:: Task brief ::
Copy the listing word for word, beginning with its first line and stopping after the line that contains "162, 563, 203]".

──────────

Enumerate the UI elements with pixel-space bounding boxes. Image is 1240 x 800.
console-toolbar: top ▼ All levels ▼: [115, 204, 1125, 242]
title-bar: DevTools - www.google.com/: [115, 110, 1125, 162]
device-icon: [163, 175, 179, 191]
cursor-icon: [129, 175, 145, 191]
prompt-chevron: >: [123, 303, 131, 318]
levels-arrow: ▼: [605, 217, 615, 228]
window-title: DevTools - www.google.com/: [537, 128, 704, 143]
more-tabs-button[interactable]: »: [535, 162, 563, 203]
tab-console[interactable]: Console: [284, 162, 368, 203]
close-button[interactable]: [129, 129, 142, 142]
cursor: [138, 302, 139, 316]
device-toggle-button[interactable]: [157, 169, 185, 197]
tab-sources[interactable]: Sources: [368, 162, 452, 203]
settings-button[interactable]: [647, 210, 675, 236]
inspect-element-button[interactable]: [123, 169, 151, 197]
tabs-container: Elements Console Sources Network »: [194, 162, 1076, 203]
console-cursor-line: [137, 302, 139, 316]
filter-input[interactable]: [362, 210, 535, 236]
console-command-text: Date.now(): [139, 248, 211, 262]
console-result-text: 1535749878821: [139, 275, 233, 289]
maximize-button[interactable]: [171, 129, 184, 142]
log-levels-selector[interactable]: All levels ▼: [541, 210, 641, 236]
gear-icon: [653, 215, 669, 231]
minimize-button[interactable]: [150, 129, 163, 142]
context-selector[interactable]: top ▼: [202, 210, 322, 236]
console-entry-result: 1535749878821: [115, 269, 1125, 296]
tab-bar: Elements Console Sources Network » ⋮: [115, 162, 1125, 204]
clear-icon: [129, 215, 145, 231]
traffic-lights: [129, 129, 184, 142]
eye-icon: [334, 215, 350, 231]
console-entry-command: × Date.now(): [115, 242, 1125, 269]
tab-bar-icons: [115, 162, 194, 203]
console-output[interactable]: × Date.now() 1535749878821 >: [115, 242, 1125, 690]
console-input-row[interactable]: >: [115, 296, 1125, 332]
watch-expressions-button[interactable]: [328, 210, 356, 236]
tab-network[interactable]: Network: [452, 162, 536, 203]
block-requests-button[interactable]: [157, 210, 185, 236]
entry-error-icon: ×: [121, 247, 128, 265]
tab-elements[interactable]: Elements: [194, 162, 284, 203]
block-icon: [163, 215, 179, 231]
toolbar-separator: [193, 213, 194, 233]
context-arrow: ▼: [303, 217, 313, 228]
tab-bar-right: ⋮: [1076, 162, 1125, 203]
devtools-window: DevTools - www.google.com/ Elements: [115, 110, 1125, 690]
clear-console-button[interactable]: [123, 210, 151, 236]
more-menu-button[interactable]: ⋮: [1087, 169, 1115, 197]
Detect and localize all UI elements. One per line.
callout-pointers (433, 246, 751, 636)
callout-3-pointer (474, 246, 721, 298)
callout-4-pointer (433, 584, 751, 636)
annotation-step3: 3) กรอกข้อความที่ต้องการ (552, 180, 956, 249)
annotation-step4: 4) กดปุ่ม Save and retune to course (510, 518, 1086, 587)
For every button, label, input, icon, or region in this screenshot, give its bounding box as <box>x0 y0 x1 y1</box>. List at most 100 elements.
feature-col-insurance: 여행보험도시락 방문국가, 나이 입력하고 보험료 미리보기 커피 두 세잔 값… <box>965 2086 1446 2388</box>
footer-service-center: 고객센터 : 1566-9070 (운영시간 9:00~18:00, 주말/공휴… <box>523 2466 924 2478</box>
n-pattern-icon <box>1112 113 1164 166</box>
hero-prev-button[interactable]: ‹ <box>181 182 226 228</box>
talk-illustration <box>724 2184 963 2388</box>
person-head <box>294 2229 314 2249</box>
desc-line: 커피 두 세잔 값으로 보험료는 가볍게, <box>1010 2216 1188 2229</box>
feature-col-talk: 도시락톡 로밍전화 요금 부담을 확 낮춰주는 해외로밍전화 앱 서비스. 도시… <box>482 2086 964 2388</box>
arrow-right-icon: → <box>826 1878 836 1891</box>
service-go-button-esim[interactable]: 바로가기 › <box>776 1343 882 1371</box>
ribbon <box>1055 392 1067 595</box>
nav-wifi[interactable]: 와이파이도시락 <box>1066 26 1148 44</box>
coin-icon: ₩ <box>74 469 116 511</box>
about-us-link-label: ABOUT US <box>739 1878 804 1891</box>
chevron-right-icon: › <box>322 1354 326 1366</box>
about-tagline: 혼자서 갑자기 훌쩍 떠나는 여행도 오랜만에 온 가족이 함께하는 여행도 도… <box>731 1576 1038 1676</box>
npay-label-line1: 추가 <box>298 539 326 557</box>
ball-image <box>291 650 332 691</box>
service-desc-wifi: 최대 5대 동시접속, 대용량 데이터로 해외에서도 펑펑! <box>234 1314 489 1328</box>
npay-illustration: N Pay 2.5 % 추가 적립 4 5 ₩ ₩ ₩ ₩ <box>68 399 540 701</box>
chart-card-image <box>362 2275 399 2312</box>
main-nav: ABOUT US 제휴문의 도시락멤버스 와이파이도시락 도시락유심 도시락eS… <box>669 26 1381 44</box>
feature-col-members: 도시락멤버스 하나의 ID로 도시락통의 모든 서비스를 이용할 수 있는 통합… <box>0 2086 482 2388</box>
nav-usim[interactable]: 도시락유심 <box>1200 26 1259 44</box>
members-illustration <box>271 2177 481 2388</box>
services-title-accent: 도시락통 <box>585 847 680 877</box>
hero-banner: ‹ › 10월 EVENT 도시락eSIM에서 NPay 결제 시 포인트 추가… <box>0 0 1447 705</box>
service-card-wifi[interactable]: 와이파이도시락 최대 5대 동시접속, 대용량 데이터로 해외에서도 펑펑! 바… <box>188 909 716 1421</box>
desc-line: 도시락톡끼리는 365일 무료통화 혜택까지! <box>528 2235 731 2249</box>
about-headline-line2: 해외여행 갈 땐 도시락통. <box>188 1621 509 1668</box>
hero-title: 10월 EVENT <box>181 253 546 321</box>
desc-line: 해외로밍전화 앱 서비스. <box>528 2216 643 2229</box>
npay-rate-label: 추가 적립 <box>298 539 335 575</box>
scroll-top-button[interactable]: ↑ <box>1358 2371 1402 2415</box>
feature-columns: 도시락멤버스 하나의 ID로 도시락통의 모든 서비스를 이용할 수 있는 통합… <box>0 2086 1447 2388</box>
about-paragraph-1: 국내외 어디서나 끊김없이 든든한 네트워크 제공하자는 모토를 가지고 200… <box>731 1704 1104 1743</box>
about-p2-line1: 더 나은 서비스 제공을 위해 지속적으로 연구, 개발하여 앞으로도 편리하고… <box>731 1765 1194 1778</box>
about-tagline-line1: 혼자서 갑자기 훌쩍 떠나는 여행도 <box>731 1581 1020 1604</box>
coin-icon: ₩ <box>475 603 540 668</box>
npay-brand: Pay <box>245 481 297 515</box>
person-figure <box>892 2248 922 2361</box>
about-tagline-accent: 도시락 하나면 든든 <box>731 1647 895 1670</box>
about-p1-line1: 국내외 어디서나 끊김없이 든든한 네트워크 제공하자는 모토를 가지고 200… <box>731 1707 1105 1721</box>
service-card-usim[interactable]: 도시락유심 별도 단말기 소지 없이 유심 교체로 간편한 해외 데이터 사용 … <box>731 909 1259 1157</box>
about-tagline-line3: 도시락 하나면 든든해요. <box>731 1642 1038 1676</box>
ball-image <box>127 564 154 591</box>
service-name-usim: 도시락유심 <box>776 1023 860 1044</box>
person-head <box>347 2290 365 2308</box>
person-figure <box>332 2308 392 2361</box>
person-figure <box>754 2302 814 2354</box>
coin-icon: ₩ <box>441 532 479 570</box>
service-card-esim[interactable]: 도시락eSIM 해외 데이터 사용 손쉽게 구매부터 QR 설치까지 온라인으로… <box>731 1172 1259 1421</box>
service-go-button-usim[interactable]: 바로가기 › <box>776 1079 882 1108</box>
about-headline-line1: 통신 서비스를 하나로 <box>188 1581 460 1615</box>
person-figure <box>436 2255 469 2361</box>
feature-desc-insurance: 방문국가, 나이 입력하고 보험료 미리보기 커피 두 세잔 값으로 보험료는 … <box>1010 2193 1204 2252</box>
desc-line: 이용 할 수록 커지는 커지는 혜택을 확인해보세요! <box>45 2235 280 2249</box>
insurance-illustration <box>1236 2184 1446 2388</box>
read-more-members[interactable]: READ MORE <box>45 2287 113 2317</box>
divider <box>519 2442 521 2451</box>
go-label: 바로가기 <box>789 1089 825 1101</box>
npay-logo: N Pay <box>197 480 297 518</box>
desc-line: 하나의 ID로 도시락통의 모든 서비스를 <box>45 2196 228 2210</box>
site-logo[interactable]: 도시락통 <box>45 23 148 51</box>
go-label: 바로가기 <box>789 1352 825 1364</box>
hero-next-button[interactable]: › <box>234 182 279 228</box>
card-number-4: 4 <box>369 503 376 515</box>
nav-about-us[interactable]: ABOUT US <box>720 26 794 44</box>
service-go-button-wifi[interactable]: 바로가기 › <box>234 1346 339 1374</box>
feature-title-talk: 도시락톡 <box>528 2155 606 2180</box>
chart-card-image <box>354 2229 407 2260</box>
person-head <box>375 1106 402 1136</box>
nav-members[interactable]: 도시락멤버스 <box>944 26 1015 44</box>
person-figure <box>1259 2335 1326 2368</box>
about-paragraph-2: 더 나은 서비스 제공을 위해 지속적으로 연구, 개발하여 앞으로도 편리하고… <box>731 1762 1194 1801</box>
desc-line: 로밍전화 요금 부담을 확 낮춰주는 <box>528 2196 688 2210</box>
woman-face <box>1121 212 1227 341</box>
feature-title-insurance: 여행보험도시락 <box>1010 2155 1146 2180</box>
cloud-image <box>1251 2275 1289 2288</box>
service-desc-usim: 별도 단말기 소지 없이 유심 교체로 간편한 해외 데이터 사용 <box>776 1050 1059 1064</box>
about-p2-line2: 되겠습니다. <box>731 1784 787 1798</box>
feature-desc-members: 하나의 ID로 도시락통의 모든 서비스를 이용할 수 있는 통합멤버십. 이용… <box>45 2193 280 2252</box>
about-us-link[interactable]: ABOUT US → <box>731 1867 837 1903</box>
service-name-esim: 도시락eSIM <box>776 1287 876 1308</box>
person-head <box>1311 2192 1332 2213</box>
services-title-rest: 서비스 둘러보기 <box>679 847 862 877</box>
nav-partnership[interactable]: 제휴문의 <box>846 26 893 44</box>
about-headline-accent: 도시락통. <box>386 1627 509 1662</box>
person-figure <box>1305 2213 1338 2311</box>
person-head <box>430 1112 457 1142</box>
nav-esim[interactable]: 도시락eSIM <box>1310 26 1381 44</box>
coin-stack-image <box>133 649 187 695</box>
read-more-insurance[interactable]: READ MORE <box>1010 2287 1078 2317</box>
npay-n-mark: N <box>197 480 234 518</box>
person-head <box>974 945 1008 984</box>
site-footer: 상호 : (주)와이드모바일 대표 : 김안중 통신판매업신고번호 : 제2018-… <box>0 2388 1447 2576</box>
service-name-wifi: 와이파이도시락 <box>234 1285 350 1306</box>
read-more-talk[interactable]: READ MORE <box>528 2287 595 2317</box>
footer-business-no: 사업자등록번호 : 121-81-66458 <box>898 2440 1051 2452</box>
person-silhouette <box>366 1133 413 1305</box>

──────────

:: Solution ::
Enumerate the UI elements with pixel-space bounding boxes. Image is 1240 x 800.
console-toolbar: top ▼ All levels ▼: [115, 204, 1125, 242]
title-bar: DevTools - www.google.com/: [115, 110, 1125, 162]
device-icon: [163, 175, 179, 191]
cursor-icon: [129, 175, 145, 191]
prompt-chevron: >: [123, 303, 131, 318]
levels-arrow: ▼: [605, 217, 615, 228]
window-title: DevTools - www.google.com/: [537, 128, 704, 143]
more-tabs-button[interactable]: »: [535, 162, 563, 203]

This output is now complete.